• Quelle:
+ + +

Lage Landkreis Germersheim, Rhein-Pfalz-Kreis, Rheinland-Pfalz, Deutschland
Fläche 208,33 km²
Kennung LSG-7300-001
WDPA-ID 555740226
Geographische Lage 49° 15′ N, 8° 24′ OKoordinaten: 49° 15′ 0″ N, 8° 24′ 0″ O
Pfälzische Rheinauen (Rheinland-Pfalz)
Pfälzische Rheinauen (Rheinland-Pfalz)
Einrichtungsdatum 1971
Rechtsgrundlage LSG-7300-001

Pfälzische Rheinauen ist ein Landschaftsschutzgebiet und eines der größten und ältesten Schutzgebiete in Rheinland-Pfalz. Es umfasst in vier größeren Abschnitten etwa 21.000 Hektar entlang des Rheins und erstreckt sich von Berg im Süden bis Bobenheim-Roxheim im Norden und umfasst zahlreiche Gemeinden wie Neuburg, Hördt, Mechtersheim, Altrip und die Städte Wörth, Germersheim, Speyer, Ludwigshafen und Frankenthal.

+ + +

• Auflistung:
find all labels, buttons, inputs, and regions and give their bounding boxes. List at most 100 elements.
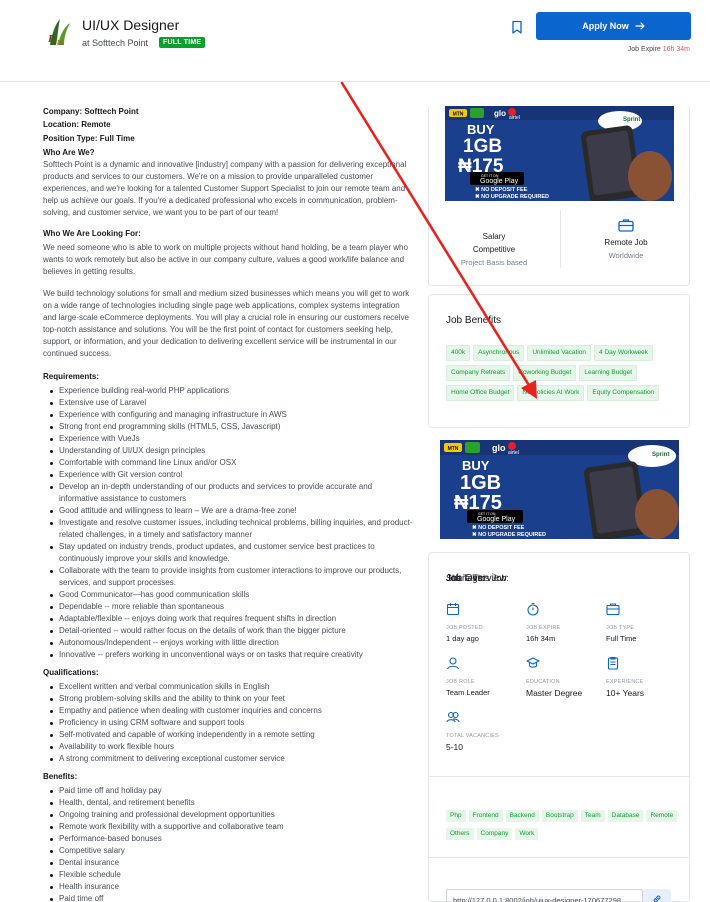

+ + +

• Aufgabe im Detail:
Ändere bitte im Text über die Pfälzischen Rheinauen den Abschnitt, der mit den Worten „Einrichtungsdatum 1971“ beginnt und mit „Ludwigshafen und Frankenthal.“ endet: Setze „Naturschutzgebiet“ an die Stelle von „Landschaftsschutzgebiet“ und gib den ganzen Abschnitt so wieder.

• Lösung der Aufgabe:
Einrichtungsdatum 1971
Rechtsgrundlage LSG-7300-001

Pfälzische Rheinauen ist ein Naturschutzgebiet und eines der größten und ältesten Schutzgebiete in Rheinland-Pfalz. Es umfasst in vier größeren Abschnitten etwa 21.000 Hektar entlang des Rheins und erstreckt sich von Berg im Süden bis Bobenheim-Roxheim im Norden und umfasst zahlreiche Gemeinden wie Neuburg, Hördt, Mechtersheim, Altrip und die Städte Wörth, Germersheim, Speyer, Ludwigshafen und Frankenthal.